● WORK INSTRUCTION
In the entries below, find each line with the word "other" and return it.

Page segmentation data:
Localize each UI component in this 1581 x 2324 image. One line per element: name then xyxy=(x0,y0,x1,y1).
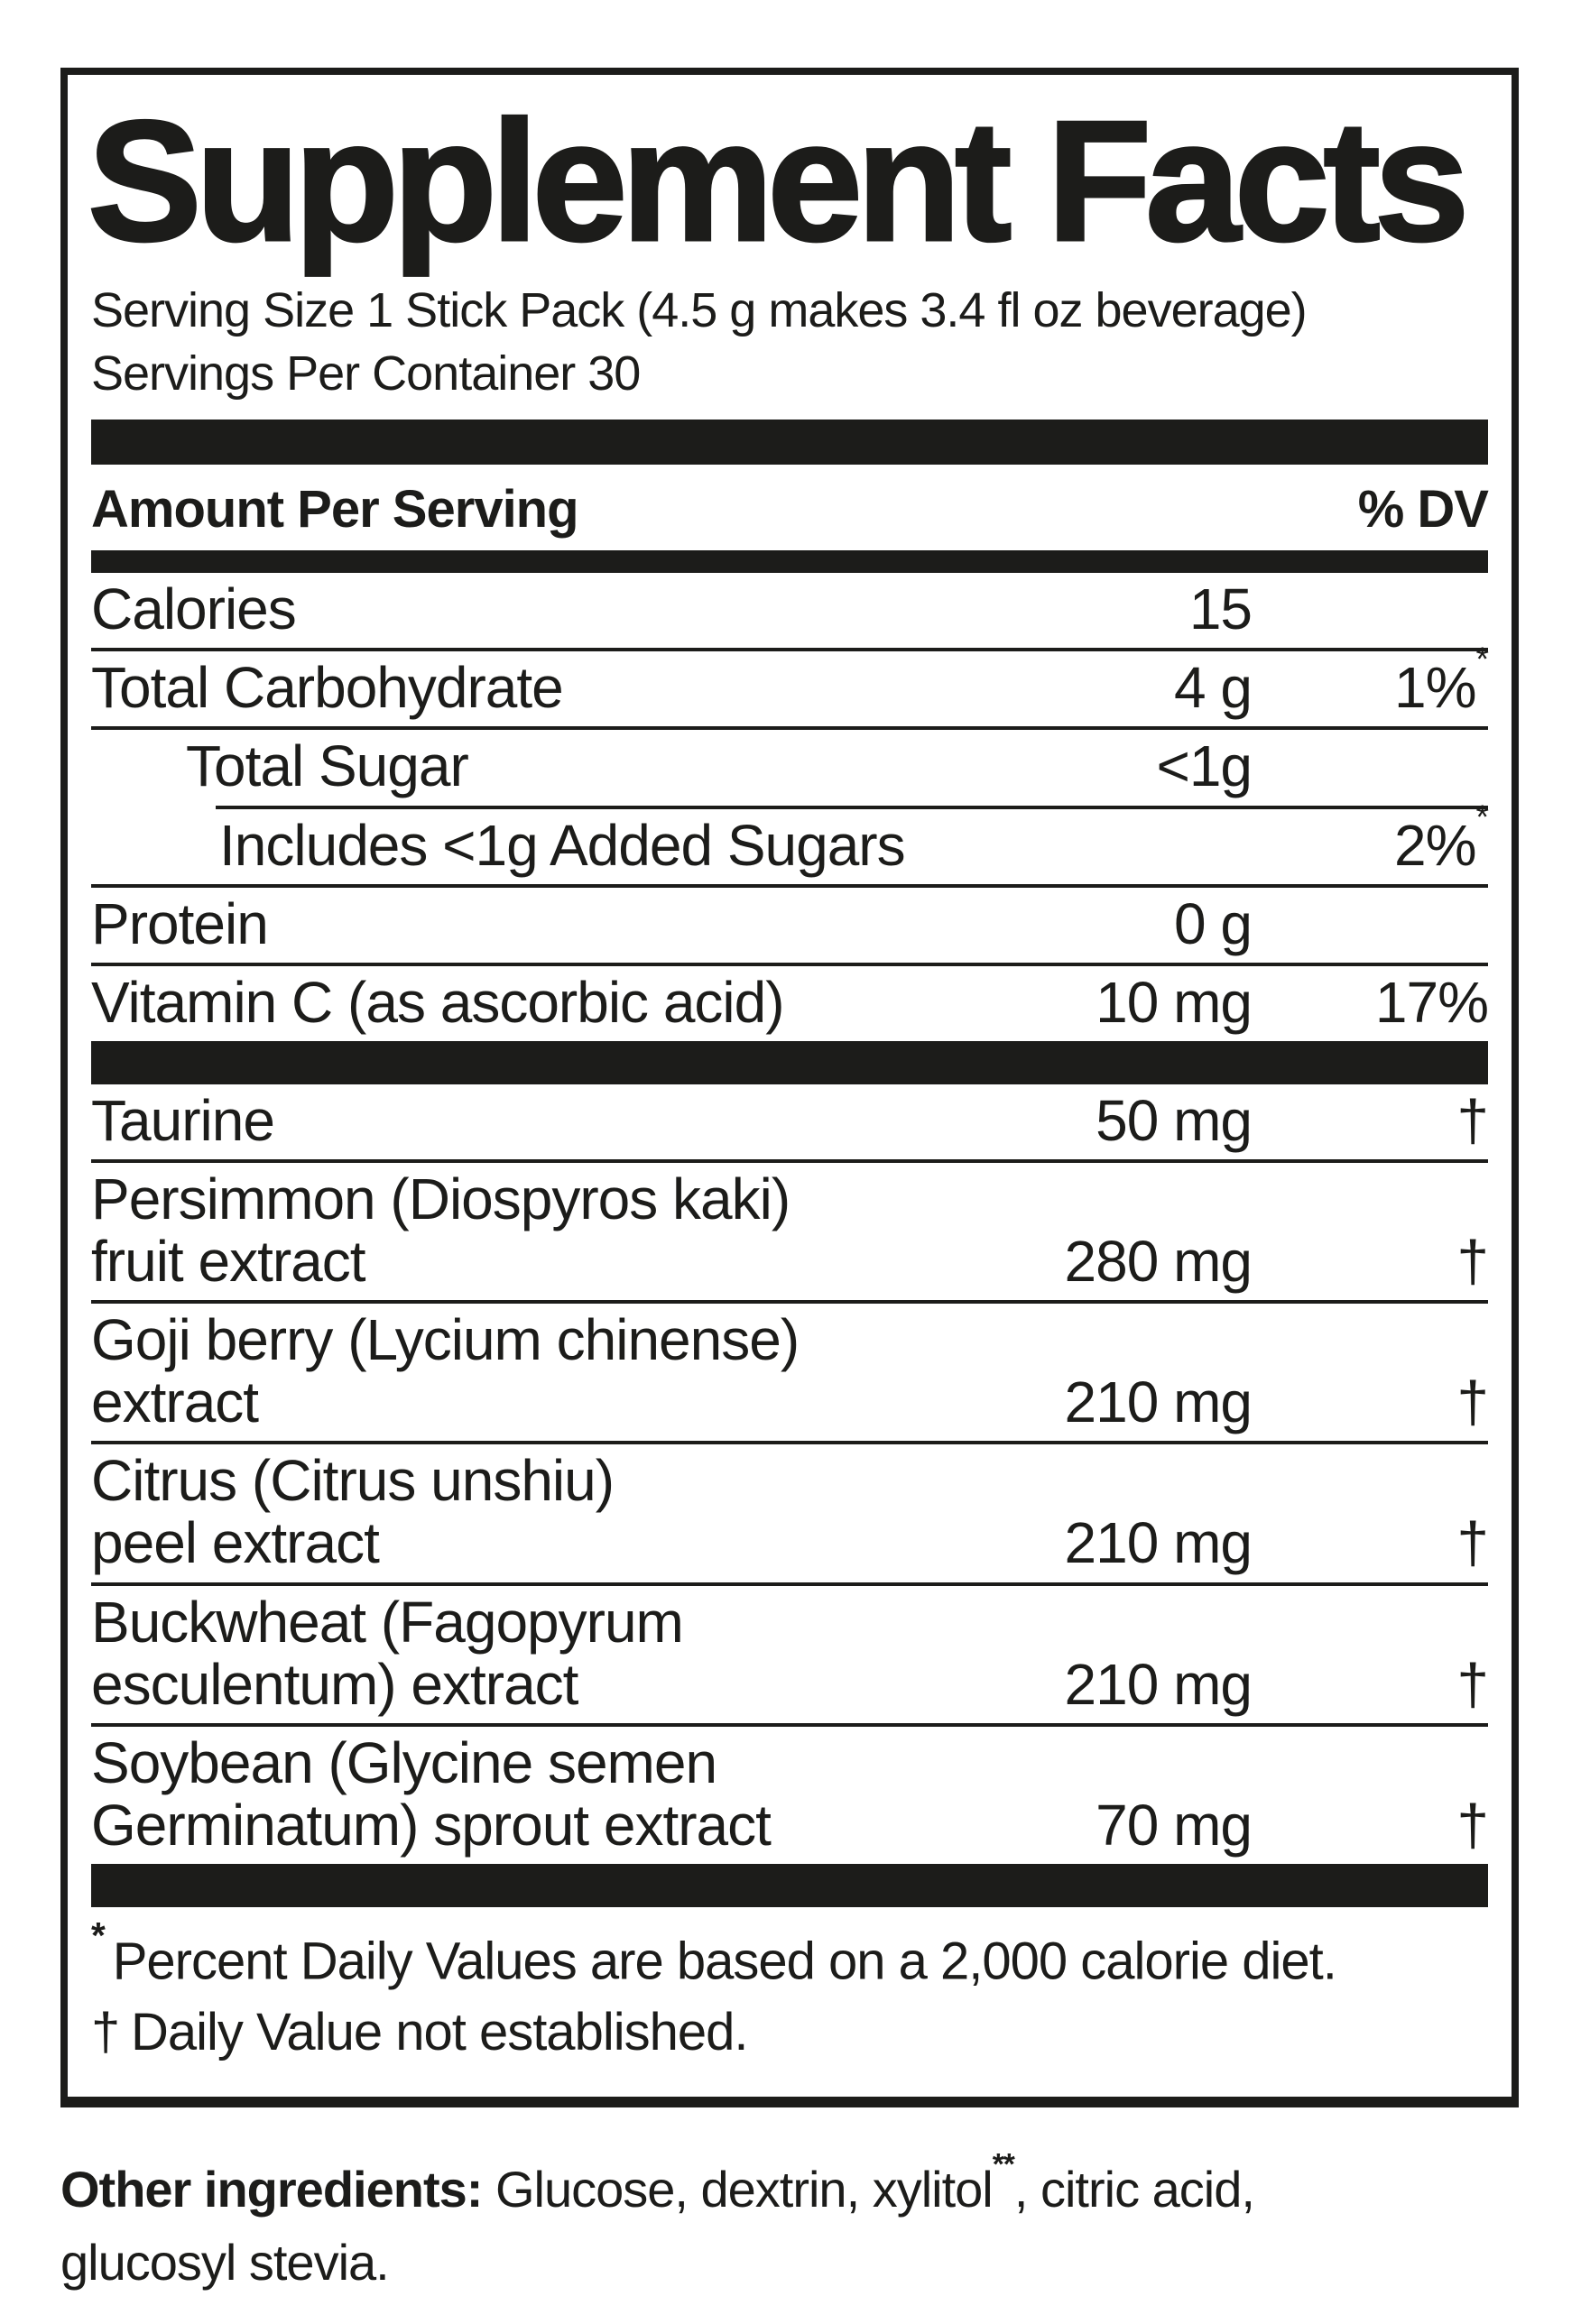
dv-asterisk: * xyxy=(1475,797,1488,835)
nutrient-name xyxy=(91,1729,1026,1858)
nutrient-dagger xyxy=(1252,1231,1488,1293)
serving-size-line: Serving Size 1 Stick Pack (4.5 g makes 3.4 fl oz beverage) xyxy=(91,282,1307,337)
table-row-soybean xyxy=(91,1727,1488,1864)
dv-value: † xyxy=(1456,1229,1488,1295)
nutrient-line1: Total Sugar xyxy=(186,733,468,799)
other-ingredients-line2: glucosyl stevia. xyxy=(60,2234,389,2292)
nutrient-name xyxy=(91,1591,1026,1716)
table-row-protein xyxy=(91,888,1488,963)
other-ingredients-label: Other ingredients: xyxy=(60,2160,483,2218)
nutrient-dagger xyxy=(1252,1371,1488,1434)
nutrient-name xyxy=(91,969,1026,1035)
nutrient-name xyxy=(91,1087,1026,1153)
nutrient-line1: Citrus (Citrus unshiu) xyxy=(91,1448,615,1514)
percent-dv-label: % DV xyxy=(1357,480,1488,540)
nutrient-amount: <1g xyxy=(1156,733,1252,799)
footnote-daily-values-text: Percent Daily Values are based on a 2,000 calorie diet. xyxy=(112,1932,1336,1991)
table-row-buckwheat xyxy=(91,1586,1488,1723)
dv-value: † xyxy=(1456,1510,1488,1576)
dv-value: 2% xyxy=(1394,812,1476,878)
dagger-marker: † xyxy=(91,2002,120,2061)
nutrient-line2: extract xyxy=(91,1370,259,1435)
nutrient-line2: Germinatum) sprout extract xyxy=(91,1792,771,1858)
table-row-calories xyxy=(91,573,1488,648)
nutrient-name xyxy=(91,812,1026,878)
nutrient-name xyxy=(91,735,1026,798)
table-row-added-sugars xyxy=(91,797,1488,884)
divider-bar-middle xyxy=(91,1041,1488,1084)
table-row-vitamin-c xyxy=(91,966,1488,1041)
dv-value: 1% xyxy=(1394,655,1476,721)
servings-per-container-line: Servings Per Container 30 xyxy=(91,346,641,401)
table-header-row xyxy=(91,465,1488,550)
table-row-total-carbohydrate xyxy=(91,640,1488,726)
footnotes xyxy=(91,1907,1488,2073)
dv-asterisk: * xyxy=(1475,640,1488,678)
nutrient-line1: Buckwheat (Fagopyrum xyxy=(91,1589,683,1655)
nutrient-name xyxy=(91,890,1026,956)
nutrient-line2: esculentum) extract xyxy=(91,1651,578,1717)
dv-value: † xyxy=(1456,1792,1488,1858)
nutrient-line1: Protein xyxy=(91,890,268,956)
table-row-persimmon xyxy=(91,1163,1488,1300)
nutrient-amount: 15 xyxy=(1188,576,1252,642)
nutrient-dagger xyxy=(1252,1512,1488,1574)
nutrient-line1: Total Carbohydrate xyxy=(91,655,563,721)
nutrient-name xyxy=(91,578,1026,641)
footnote-dagger-text: Daily Value not established. xyxy=(131,2002,748,2061)
other-ingredients-part2: , citric acid, xyxy=(1013,2160,1254,2218)
other-ingredients xyxy=(60,2147,1545,2299)
nutrient-line1: Persimmon (Diospyros kaki) xyxy=(91,1166,790,1231)
dv-value: † xyxy=(1456,1651,1488,1717)
nutrient-dv xyxy=(1252,969,1488,1035)
nutrient-amount: 210 mg xyxy=(1064,1370,1252,1435)
nutrient-amount: 10 mg xyxy=(1096,969,1252,1035)
other-ingredients-part1: Glucose, dextrin, xylitol xyxy=(495,2160,993,2218)
supplement-facts-box xyxy=(60,68,1519,2107)
page-title: Supplement Facts xyxy=(88,86,1464,277)
divider-bar-top xyxy=(91,420,1488,465)
footnote-daily-values xyxy=(91,1914,1488,1997)
divider-bar-header xyxy=(91,550,1488,573)
nutrient-dagger xyxy=(1252,1087,1488,1153)
nutrient-amount: 0 g xyxy=(1174,890,1252,956)
table-row-total-sugar xyxy=(91,730,1488,805)
nutrient-dagger xyxy=(1252,1651,1488,1717)
nutrient-amount: 210 mg xyxy=(1064,1510,1252,1576)
dv-value: † xyxy=(1456,1370,1488,1435)
footnote-daily-value-not-established xyxy=(91,1997,1488,2068)
nutrient-line1: Taurine xyxy=(91,1087,274,1153)
amount-per-serving-label: Amount Per Serving xyxy=(91,480,578,540)
facts-box-inner xyxy=(68,75,1512,2097)
table-row-goji-berry xyxy=(91,1304,1488,1441)
nutrient-line2: fruit extract xyxy=(91,1229,365,1295)
nutrient-name xyxy=(91,1168,1026,1293)
asterisk-marker: * xyxy=(91,1914,105,1956)
nutrient-line2: peel extract xyxy=(91,1510,379,1576)
nutrient-amount: 4 g xyxy=(1174,655,1252,721)
nutrient-dv xyxy=(1252,640,1488,721)
supplement-label-page xyxy=(0,68,1581,2324)
divider-bar-bottom xyxy=(91,1864,1488,1907)
nutrient-name xyxy=(91,1450,1026,1574)
nutrient-line1: Vitamin C (as ascorbic acid) xyxy=(91,969,784,1035)
nutrient-line1: Calories xyxy=(91,576,296,642)
nutrient-amount: 50 mg xyxy=(1096,1087,1252,1153)
nutrient-amount: 210 mg xyxy=(1064,1651,1252,1717)
double-asterisk-marker: ** xyxy=(992,2147,1014,2181)
table-row-citrus xyxy=(91,1444,1488,1582)
table-row-taurine xyxy=(91,1084,1488,1159)
nutrient-line1: Soybean (Glycine semen xyxy=(91,1729,717,1795)
nutrient-amount: 70 mg xyxy=(1096,1792,1252,1858)
nutrient-line1: Goji berry (Lycium chinense) xyxy=(91,1307,800,1373)
nutrient-dagger xyxy=(1252,1794,1488,1857)
nutrient-name xyxy=(91,1309,1026,1434)
nutrient-name xyxy=(91,657,1026,719)
dv-value: † xyxy=(1456,1087,1488,1153)
dv-value: 17% xyxy=(1374,969,1488,1035)
nutrient-amount: 280 mg xyxy=(1064,1229,1252,1295)
nutrient-dv xyxy=(1252,797,1488,878)
nutrient-line1: Includes <1g Added Sugars xyxy=(219,812,905,878)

● RESULT FOR THIS EXERCISE
other-ingredients-line2: glucosyl stevia. xyxy=(60,2234,389,2292)
other-ingredients-label: Other ingredients: xyxy=(60,2160,483,2218)
other-ingredients-part2: , citric acid, xyxy=(1013,2160,1254,2218)
other-ingredients xyxy=(60,2147,1545,2299)
other-ingredients-part1: Glucose, dextrin, xylitol xyxy=(495,2160,993,2218)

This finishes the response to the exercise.